— Start Data excerpts —

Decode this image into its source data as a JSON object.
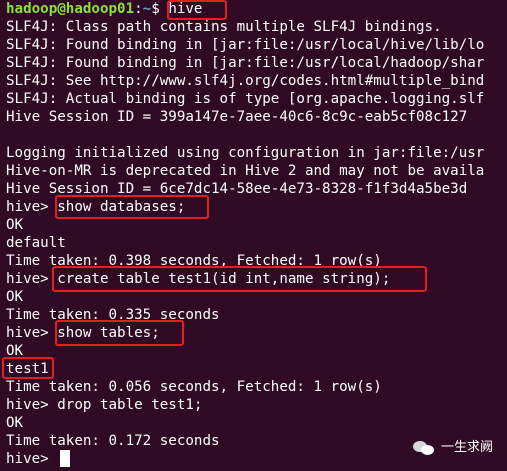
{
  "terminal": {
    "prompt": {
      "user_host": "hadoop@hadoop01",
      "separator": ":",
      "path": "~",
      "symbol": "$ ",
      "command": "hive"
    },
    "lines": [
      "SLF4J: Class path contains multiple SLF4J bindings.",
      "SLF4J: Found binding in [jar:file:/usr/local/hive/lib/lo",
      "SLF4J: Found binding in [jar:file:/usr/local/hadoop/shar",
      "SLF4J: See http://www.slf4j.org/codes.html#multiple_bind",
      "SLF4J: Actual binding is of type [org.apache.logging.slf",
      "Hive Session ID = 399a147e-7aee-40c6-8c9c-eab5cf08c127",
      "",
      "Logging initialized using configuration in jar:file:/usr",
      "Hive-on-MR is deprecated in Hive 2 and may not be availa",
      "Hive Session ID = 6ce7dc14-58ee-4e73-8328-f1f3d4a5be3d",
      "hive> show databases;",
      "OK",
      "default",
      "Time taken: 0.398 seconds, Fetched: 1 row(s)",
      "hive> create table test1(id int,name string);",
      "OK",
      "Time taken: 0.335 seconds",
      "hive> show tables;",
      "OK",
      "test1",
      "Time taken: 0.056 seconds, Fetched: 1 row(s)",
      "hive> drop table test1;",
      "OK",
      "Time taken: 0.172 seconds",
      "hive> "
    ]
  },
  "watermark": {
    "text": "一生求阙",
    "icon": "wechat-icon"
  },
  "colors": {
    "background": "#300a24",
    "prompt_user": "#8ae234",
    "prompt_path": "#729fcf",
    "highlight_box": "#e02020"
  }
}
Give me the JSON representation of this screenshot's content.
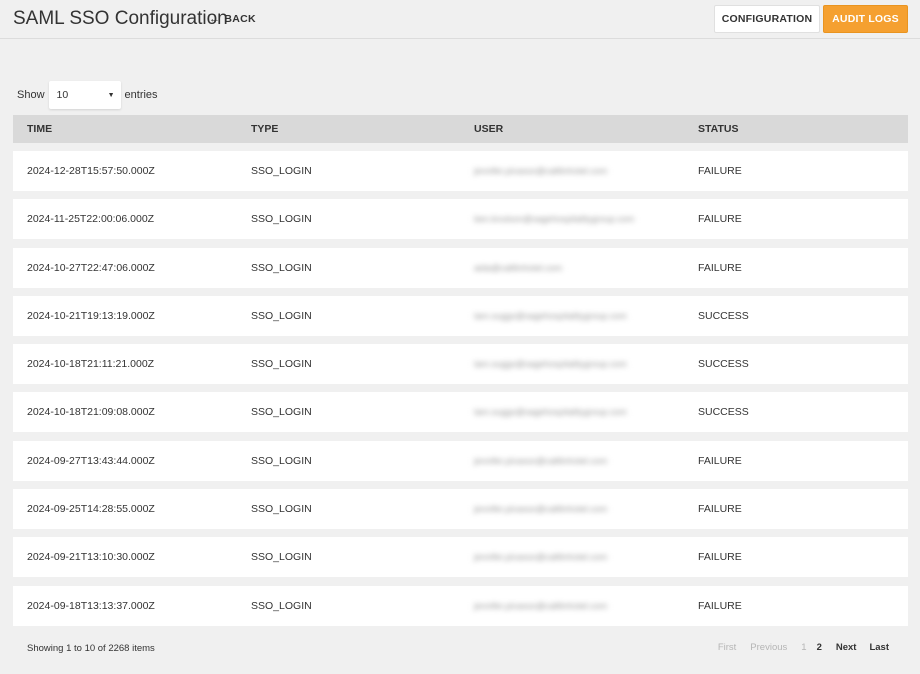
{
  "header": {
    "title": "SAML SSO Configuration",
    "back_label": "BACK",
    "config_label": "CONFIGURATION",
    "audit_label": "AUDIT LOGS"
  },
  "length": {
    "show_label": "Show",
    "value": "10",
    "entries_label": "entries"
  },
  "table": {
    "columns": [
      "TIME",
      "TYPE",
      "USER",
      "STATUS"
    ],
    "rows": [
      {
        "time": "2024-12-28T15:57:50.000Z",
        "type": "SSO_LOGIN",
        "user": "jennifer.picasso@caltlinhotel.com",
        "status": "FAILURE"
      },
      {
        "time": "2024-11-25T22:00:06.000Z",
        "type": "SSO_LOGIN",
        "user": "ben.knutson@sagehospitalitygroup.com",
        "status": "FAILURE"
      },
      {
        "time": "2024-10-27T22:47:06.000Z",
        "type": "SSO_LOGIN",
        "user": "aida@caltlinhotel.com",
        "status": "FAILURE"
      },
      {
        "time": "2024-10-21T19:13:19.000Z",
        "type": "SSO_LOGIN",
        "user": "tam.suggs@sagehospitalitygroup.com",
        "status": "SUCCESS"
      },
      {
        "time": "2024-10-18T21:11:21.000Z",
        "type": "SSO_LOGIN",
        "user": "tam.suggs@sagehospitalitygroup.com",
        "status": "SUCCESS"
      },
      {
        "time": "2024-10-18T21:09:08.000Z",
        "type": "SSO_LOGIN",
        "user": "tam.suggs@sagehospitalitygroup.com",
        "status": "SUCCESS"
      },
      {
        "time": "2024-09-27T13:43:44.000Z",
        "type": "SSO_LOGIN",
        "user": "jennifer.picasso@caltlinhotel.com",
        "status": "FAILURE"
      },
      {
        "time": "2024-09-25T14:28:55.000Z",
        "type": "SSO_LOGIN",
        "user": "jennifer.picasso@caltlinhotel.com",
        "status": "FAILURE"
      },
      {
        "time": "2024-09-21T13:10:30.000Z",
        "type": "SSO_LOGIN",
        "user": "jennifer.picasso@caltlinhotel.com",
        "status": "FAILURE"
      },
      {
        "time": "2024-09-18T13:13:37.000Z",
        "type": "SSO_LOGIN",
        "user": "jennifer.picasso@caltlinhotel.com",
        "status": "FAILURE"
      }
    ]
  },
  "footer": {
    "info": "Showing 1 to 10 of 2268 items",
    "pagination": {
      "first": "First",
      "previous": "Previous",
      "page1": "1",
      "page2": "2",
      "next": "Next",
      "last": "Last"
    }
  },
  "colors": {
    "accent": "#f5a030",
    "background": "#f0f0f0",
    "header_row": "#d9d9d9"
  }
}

— End Data excerpts —

Return all of the entries word for word, but omit the pictures.

Decode this image into its source data as a JSON object.
{
  "terminal": {
    "prompt": {
      "user_host": "hadoop@hadoop01",
      "separator": ":",
      "path": "~",
      "symbol": "$ ",
      "command": "hive"
    },
    "lines": [
      "SLF4J: Class path contains multiple SLF4J bindings.",
      "SLF4J: Found binding in [jar:file:/usr/local/hive/lib/lo",
      "SLF4J: Found binding in [jar:file:/usr/local/hadoop/shar",
      "SLF4J: See http://www.slf4j.org/codes.html#multiple_bind",
      "SLF4J: Actual binding is of type [org.apache.logging.slf",
      "Hive Session ID = 399a147e-7aee-40c6-8c9c-eab5cf08c127",
      "",
      "Logging initialized using configuration in jar:file:/usr",
      "Hive-on-MR is deprecated in Hive 2 and may not be availa",
      "Hive Session ID = 6ce7dc14-58ee-4e73-8328-f1f3d4a5be3d",
      "hive> show databases;",
      "OK",
      "default",
      "Time taken: 0.398 seconds, Fetched: 1 row(s)",
      "hive> create table test1(id int,name string);",
      "OK",
      "Time taken: 0.335 seconds",
      "hive> show tables;",
      "OK",
      "test1",
      "Time taken: 0.056 seconds, Fetched: 1 row(s)",
      "hive> drop table test1;",
      "OK",
      "Time taken: 0.172 seconds",
      "hive> "
    ]
  },
  "watermark": {
    "text": "一生求阙",
    "icon": "wechat-icon"
  },
  "colors": {
    "background": "#300a24",
    "prompt_user": "#8ae234",
    "prompt_path": "#729fcf",
    "highlight_box": "#e02020"
  }
}
Give me the JSON representation of this screenshot's content.
{
  "header": {
    "title": "SAML SSO Configuration",
    "back_label": "BACK",
    "config_label": "CONFIGURATION",
    "audit_label": "AUDIT LOGS"
  },
  "length": {
    "show_label": "Show",
    "value": "10",
    "entries_label": "entries"
  },
  "table": {
    "columns": [
      "TIME",
      "TYPE",
      "USER",
      "STATUS"
    ],
    "rows": [
      {
        "time": "2024-12-28T15:57:50.000Z",
        "type": "SSO_LOGIN",
        "user": "jennifer.picasso@caltlinhotel.com",
        "status": "FAILURE"
      },
      {
        "time": "2024-11-25T22:00:06.000Z",
        "type": "SSO_LOGIN",
        "user": "ben.knutson@sagehospitalitygroup.com",
        "status": "FAILURE"
      },
      {
        "time": "2024-10-27T22:47:06.000Z",
        "type": "SSO_LOGIN",
        "user": "aida@caltlinhotel.com",
        "status": "FAILURE"
      },
      {
        "time": "2024-10-21T19:13:19.000Z",
        "type": "SSO_LOGIN",
        "user": "tam.suggs@sagehospitalitygroup.com",
        "status": "SUCCESS"
      },
      {
        "time": "2024-10-18T21:11:21.000Z",
        "type": "SSO_LOGIN",
        "user": "tam.suggs@sagehospitalitygroup.com",
        "status": "SUCCESS"
      },
      {
        "time": "2024-10-18T21:09:08.000Z",
        "type": "SSO_LOGIN",
        "user": "tam.suggs@sagehospitalitygroup.com",
        "status": "SUCCESS"
      },
      {
        "time": "2024-09-27T13:43:44.000Z",
        "type": "SSO_LOGIN",
        "user": "jennifer.picasso@caltlinhotel.com",
        "status": "FAILURE"
      },
      {
        "time": "2024-09-25T14:28:55.000Z",
        "type": "SSO_LOGIN",
        "user": "jennifer.picasso@caltlinhotel.com",
        "status": "FAILURE"
      },
      {
        "time": "2024-09-21T13:10:30.000Z",
        "type": "SSO_LOGIN",
        "user": "jennifer.picasso@caltlinhotel.com",
        "status": "FAILURE"
      },
      {
        "time": "2024-09-18T13:13:37.000Z",
        "type": "SSO_LOGIN",
        "user": "jennifer.picasso@caltlinhotel.com",
        "status": "FAILURE"
      }
    ]
  },
  "footer": {
    "info": "Showing 1 to 10 of 2268 items",
    "pagination": {
      "first": "First",
      "previous": "Previous",
      "page1": "1",
      "page2": "2",
      "next": "Next",
      "last": "Last"
    }
  },
  "colors": {
    "accent": "#f5a030",
    "background": "#f0f0f0",
    "header_row": "#d9d9d9"
  }
}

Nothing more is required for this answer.